Records supplied
————

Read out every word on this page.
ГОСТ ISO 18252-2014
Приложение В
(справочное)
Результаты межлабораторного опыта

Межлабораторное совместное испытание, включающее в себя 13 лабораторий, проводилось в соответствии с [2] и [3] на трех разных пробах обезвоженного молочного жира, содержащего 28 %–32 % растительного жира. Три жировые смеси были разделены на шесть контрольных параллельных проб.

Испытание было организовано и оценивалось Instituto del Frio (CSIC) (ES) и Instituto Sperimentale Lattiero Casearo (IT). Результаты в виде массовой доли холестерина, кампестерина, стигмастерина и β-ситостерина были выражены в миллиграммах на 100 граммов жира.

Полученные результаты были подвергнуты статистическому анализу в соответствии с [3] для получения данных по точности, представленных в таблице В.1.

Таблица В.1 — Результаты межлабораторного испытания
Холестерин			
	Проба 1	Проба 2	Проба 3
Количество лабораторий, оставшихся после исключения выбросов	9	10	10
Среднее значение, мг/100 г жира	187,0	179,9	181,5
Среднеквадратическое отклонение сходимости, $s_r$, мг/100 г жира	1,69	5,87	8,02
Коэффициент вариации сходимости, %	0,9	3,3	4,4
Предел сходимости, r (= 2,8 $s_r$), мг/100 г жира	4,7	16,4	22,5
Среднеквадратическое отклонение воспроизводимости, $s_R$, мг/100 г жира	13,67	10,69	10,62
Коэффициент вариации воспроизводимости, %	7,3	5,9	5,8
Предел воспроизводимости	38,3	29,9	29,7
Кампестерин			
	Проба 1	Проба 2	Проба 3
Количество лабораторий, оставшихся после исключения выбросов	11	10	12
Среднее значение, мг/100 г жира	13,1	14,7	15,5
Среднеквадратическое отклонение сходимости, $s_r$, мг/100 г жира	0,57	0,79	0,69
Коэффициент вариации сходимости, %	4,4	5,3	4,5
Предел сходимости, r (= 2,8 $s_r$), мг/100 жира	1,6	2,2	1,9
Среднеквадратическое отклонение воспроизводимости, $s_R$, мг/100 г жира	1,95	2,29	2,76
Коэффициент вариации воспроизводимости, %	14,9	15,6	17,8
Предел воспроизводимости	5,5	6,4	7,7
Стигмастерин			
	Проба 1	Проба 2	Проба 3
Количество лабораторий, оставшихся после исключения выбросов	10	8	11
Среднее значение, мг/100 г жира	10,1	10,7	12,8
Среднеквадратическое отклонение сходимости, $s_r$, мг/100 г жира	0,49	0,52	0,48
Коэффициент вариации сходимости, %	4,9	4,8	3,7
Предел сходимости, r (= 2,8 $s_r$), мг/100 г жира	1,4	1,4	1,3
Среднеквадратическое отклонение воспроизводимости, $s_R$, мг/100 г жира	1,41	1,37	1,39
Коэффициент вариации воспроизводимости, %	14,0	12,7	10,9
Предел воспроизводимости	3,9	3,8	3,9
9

————

Required work
Return the entries in full, keeping every line exactly as it is.

Full response
Read out every word on this page.
ГОСТ ISO 18252-2014
Приложение В
(справочное)
Результаты межлабораторного опыта

Межлабораторное совместное испытание, включающее в себя 13 лабораторий, проводилось в соответствии с [2] и [3] на трех разных пробах обезвоженного молочного жира, содержащего 28 %–32 % растительного жира. Три жировые смеси были разделены на шесть контрольных параллельных проб.

Испытание было организовано и оценивалось Instituto del Frio (CSIC) (ES) и Instituto Sperimentale Lattiero Casearo (IT). Результаты в виде массовой доли холестерина, кампестерина, стигмастерина и β-ситостерина были выражены в миллиграммах на 100 граммов жира.

Полученные результаты были подвергнуты статистическому анализу в соответствии с [3] для получения данных по точности, представленных в таблице В.1.

Таблица В.1 — Результаты межлабораторного испытания
Холестерин			
	Проба 1	Проба 2	Проба 3
Количество лабораторий, оставшихся после исключения выбросов	9	10	10
Среднее значение, мг/100 г жира	187,0	179,9	181,5
Среднеквадратическое отклонение сходимости, $s_r$, мг/100 г жира	1,69	5,87	8,02
Коэффициент вариации сходимости, %	0,9	3,3	4,4
Предел сходимости, r (= 2,8 $s_r$), мг/100 г жира	4,7	16,4	22,5
Среднеквадратическое отклонение воспроизводимости, $s_R$, мг/100 г жира	13,67	10,69	10,62
Коэффициент вариации воспроизводимости, %	7,3	5,9	5,8
Предел воспроизводимости	38,3	29,9	29,7
Кампестерин			
	Проба 1	Проба 2	Проба 3
Количество лабораторий, оставшихся после исключения выбросов	11	10	12
Среднее значение, мг/100 г жира	13,1	14,7	15,5
Среднеквадратическое отклонение сходимости, $s_r$, мг/100 г жира	0,57	0,79	0,69
Коэффициент вариации сходимости, %	4,4	5,3	4,5
Предел сходимости, r (= 2,8 $s_r$), мг/100 жира	1,6	2,2	1,9
Среднеквадратическое отклонение воспроизводимости, $s_R$, мг/100 г жира	1,95	2,29	2,76
Коэффициент вариации воспроизводимости, %	14,9	15,6	17,8
Предел воспроизводимости	5,5	6,4	7,7
Стигмастерин			
	Проба 1	Проба 2	Проба 3
Количество лабораторий, оставшихся после исключения выбросов	10	8	11
Среднее значение, мг/100 г жира	10,1	10,7	12,8
Среднеквадратическое отклонение сходимости, $s_r$, мг/100 г жира	0,49	0,52	0,48
Коэффициент вариации сходимости, %	4,9	4,8	3,7
Предел сходимости, r (= 2,8 $s_r$), мг/100 г жира	1,4	1,4	1,3
Среднеквадратическое отклонение воспроизводимости, $s_R$, мг/100 г жира	1,41	1,37	1,39
Коэффициент вариации воспроизводимости, %	14,0	12,7	10,9
Предел воспроизводимости	3,9	3,8	3,9
9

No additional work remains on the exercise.